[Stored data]
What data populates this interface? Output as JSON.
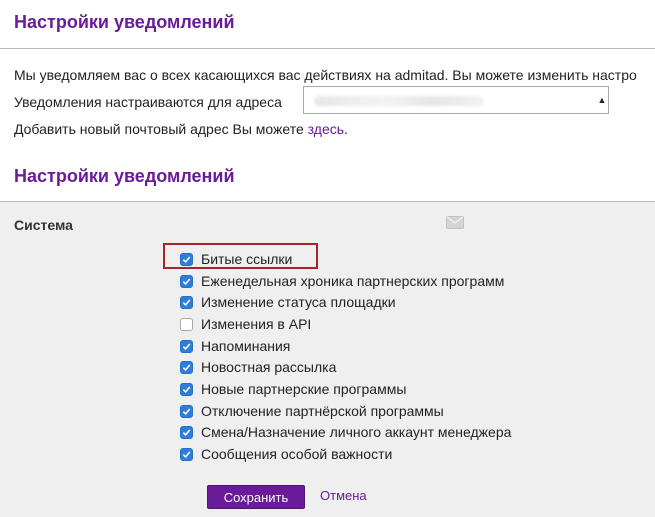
{
  "header": {
    "title": "Настройки уведомлений"
  },
  "intro": {
    "text": "Мы уведомляем вас о всех касающихся вас действиях на admitad. Вы можете изменить настро"
  },
  "email": {
    "label": "Уведомления настраиваются для адреса",
    "selected_value": ""
  },
  "add_email": {
    "text": "Добавить новый почтовый адрес Вы можете ",
    "link": "здесь",
    "suffix": "."
  },
  "settings": {
    "title": "Настройки уведомлений",
    "section": "Система",
    "channel_icon": "mail-icon",
    "options": [
      {
        "label": "Битые ссылки",
        "checked": true,
        "highlighted": true
      },
      {
        "label": "Еженедельная хроника партнерских программ",
        "checked": true
      },
      {
        "label": "Изменение статуса площадки",
        "checked": true
      },
      {
        "label": "Изменения в API",
        "checked": false
      },
      {
        "label": "Напоминания",
        "checked": true
      },
      {
        "label": "Новостная рассылка",
        "checked": true
      },
      {
        "label": "Новые партнерские программы",
        "checked": true
      },
      {
        "label": "Отключение партнёрской программы",
        "checked": true
      },
      {
        "label": "Смена/Назначение личного аккаунт менеджера",
        "checked": true
      },
      {
        "label": "Сообщения особой важности",
        "checked": true
      }
    ]
  },
  "actions": {
    "save": "Сохранить",
    "cancel": "Отмена"
  },
  "colors": {
    "accent": "#6a1b9a",
    "checkbox": "#2f7fd8",
    "highlight": "#a3262a",
    "panel": "#efefef"
  }
}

* _Direction_
Go through the entries above and count the lines containing the word "label"; give only that count.

* _Complete output_
11